__RECORDS PROVIDED__:
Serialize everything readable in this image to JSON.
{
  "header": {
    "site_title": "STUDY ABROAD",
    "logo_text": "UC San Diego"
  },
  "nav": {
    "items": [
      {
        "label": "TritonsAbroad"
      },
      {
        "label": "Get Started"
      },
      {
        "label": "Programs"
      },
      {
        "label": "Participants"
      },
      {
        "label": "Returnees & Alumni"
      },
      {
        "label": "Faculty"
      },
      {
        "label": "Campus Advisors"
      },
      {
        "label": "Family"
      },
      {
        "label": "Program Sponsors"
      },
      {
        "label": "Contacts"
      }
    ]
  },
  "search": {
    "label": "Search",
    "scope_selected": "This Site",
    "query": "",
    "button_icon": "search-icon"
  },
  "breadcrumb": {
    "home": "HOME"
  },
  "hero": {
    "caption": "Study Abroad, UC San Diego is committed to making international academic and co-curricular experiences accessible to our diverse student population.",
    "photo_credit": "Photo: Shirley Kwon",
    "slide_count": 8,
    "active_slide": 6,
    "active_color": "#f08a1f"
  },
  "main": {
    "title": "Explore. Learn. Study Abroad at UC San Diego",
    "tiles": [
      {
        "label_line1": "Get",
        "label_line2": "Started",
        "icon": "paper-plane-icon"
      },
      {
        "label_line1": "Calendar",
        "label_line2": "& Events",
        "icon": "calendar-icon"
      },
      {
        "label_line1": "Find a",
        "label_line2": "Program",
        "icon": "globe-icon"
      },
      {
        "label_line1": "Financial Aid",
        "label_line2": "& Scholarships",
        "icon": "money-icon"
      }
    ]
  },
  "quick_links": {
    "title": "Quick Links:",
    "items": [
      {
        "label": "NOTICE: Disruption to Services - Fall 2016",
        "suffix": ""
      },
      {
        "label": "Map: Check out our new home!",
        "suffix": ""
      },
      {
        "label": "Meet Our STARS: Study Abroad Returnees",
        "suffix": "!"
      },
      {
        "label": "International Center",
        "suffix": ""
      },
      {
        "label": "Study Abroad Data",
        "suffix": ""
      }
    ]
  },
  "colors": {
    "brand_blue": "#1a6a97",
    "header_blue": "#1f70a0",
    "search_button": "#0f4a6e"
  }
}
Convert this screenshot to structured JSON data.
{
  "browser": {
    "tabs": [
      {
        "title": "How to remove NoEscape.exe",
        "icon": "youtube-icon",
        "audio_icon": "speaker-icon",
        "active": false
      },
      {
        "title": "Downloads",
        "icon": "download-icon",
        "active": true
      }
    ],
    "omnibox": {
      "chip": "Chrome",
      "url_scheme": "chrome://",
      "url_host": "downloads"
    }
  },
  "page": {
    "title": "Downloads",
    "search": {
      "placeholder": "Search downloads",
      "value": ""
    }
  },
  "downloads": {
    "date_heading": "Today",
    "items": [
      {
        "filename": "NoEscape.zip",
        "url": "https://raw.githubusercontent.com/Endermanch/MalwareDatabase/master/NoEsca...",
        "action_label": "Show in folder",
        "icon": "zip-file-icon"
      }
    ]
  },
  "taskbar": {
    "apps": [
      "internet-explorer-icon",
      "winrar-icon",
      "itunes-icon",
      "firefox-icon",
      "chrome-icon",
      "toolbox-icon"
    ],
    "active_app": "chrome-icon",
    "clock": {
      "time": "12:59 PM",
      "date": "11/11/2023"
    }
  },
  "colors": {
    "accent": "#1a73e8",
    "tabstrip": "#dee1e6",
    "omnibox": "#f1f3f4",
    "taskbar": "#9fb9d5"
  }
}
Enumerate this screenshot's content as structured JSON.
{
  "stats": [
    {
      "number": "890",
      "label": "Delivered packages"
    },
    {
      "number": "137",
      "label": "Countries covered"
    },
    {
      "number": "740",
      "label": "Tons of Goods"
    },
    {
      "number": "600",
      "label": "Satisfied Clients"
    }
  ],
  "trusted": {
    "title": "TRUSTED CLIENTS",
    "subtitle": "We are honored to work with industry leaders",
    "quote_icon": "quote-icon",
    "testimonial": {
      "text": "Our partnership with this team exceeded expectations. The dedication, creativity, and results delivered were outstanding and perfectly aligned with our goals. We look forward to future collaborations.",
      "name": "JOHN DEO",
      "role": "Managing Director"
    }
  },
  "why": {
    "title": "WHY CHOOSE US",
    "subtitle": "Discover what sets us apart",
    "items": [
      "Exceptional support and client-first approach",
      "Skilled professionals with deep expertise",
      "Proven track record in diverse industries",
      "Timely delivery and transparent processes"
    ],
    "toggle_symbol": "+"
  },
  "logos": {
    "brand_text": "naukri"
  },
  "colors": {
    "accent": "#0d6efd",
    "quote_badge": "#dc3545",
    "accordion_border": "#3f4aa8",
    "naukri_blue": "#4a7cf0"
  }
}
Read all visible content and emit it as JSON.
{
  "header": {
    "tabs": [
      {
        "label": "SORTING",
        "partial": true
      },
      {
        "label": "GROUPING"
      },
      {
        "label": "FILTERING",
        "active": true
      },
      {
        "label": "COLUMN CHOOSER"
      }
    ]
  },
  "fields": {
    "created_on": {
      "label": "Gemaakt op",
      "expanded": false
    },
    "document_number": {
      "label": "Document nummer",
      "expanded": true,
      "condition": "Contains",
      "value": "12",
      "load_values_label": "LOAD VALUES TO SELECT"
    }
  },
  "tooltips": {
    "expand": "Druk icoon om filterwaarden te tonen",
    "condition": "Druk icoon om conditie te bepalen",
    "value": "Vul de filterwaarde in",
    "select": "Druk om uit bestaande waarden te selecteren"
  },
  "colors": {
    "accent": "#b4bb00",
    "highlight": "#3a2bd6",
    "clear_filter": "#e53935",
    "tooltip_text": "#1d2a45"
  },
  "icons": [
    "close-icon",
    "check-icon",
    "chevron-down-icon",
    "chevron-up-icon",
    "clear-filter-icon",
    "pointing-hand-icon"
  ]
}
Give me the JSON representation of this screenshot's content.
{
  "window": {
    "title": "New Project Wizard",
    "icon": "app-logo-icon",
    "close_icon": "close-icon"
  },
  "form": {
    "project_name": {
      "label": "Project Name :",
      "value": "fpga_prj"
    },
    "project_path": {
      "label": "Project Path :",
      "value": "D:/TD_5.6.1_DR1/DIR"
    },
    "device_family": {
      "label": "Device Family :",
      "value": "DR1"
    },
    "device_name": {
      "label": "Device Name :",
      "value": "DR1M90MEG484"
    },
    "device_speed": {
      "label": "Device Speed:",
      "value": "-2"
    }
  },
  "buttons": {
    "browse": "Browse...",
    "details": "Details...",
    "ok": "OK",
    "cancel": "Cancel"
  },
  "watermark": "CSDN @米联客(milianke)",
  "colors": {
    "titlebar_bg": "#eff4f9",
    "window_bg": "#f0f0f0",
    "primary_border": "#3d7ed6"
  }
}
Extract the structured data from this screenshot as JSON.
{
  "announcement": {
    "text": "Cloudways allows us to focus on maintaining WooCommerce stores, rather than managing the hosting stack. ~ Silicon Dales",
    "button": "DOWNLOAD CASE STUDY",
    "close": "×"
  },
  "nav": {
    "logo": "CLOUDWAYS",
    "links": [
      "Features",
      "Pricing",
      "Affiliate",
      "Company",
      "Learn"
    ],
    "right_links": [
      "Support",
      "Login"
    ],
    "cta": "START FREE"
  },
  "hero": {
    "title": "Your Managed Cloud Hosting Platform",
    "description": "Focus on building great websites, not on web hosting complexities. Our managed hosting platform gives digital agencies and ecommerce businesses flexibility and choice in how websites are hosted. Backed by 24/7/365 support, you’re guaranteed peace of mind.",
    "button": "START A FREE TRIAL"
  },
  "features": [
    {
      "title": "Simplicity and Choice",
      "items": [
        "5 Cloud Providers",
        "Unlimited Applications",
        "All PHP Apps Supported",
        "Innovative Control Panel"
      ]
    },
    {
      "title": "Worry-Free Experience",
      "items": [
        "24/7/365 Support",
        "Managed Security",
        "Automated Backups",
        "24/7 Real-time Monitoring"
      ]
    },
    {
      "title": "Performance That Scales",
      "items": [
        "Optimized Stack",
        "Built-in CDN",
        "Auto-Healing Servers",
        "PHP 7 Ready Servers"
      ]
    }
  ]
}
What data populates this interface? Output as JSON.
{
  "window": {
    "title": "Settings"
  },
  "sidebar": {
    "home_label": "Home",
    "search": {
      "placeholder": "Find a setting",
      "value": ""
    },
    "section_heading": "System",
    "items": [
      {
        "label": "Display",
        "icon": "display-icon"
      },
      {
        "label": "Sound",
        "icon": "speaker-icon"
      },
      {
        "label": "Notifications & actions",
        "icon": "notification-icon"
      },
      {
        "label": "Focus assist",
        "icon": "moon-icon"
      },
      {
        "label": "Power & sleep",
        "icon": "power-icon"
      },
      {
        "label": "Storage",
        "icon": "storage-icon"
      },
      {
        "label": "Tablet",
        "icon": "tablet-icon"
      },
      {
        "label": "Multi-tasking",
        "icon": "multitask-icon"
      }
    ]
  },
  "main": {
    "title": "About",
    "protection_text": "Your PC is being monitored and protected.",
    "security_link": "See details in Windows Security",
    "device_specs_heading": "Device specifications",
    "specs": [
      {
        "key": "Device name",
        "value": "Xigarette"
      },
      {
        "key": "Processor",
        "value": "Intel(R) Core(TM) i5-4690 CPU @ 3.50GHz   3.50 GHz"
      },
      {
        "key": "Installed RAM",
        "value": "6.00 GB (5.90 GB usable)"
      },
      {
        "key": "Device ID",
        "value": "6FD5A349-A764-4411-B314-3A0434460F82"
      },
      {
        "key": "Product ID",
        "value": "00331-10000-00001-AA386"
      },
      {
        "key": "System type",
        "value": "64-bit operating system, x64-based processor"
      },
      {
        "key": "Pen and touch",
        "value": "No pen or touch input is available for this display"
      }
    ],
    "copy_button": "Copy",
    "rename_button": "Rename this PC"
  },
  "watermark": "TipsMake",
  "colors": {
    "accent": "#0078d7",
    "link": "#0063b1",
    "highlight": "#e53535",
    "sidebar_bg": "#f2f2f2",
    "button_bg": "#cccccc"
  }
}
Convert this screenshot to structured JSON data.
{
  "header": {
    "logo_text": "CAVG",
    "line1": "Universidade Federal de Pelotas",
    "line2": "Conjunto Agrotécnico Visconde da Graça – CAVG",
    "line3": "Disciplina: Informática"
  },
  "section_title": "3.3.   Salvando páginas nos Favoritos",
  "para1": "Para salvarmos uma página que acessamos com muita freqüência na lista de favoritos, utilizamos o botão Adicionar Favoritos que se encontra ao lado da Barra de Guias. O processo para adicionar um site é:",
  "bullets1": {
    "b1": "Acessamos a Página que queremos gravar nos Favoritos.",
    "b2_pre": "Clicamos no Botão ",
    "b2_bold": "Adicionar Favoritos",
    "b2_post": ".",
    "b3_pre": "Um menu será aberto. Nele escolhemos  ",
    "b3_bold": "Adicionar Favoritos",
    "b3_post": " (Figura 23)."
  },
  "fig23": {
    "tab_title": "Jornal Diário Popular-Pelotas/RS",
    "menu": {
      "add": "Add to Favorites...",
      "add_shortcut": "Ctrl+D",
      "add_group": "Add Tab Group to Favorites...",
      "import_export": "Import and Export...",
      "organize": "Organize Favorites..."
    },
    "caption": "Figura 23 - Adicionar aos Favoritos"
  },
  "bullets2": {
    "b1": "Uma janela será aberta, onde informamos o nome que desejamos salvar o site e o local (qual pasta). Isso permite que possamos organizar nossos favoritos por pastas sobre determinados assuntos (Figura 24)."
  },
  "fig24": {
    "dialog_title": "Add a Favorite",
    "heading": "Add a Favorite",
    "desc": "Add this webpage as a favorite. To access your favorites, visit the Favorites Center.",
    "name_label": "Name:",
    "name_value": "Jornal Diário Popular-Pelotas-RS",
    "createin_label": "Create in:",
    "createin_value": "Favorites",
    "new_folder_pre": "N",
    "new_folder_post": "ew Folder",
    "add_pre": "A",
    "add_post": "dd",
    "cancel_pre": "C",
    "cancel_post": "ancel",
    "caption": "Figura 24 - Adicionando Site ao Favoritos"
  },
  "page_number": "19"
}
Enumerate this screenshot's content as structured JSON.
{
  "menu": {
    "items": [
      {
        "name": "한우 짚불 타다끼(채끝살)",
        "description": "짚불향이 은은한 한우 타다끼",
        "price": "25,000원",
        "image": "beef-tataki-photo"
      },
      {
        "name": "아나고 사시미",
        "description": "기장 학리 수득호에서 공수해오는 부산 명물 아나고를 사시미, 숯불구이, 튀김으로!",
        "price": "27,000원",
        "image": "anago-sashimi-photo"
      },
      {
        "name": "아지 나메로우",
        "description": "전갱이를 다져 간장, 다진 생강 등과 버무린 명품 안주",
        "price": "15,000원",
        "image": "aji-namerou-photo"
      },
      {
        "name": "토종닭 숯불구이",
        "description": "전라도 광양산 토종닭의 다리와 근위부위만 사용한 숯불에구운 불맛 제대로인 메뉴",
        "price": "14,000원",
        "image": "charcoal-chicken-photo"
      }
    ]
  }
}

__SHORT EXERCISE__: Collect the lines of the data that carry the word "with".

__REPLY TO THE EXERCISE__:
    "subtitle": "We are honored to work with industry leaders",
      "text": "Our partnership with this team exceeded expectations. The dedication, creativity, and results delivered were outstanding and perfectly aligned with our goals. We look forward to future collaborations.",
      "Skilled professionals with deep expertise",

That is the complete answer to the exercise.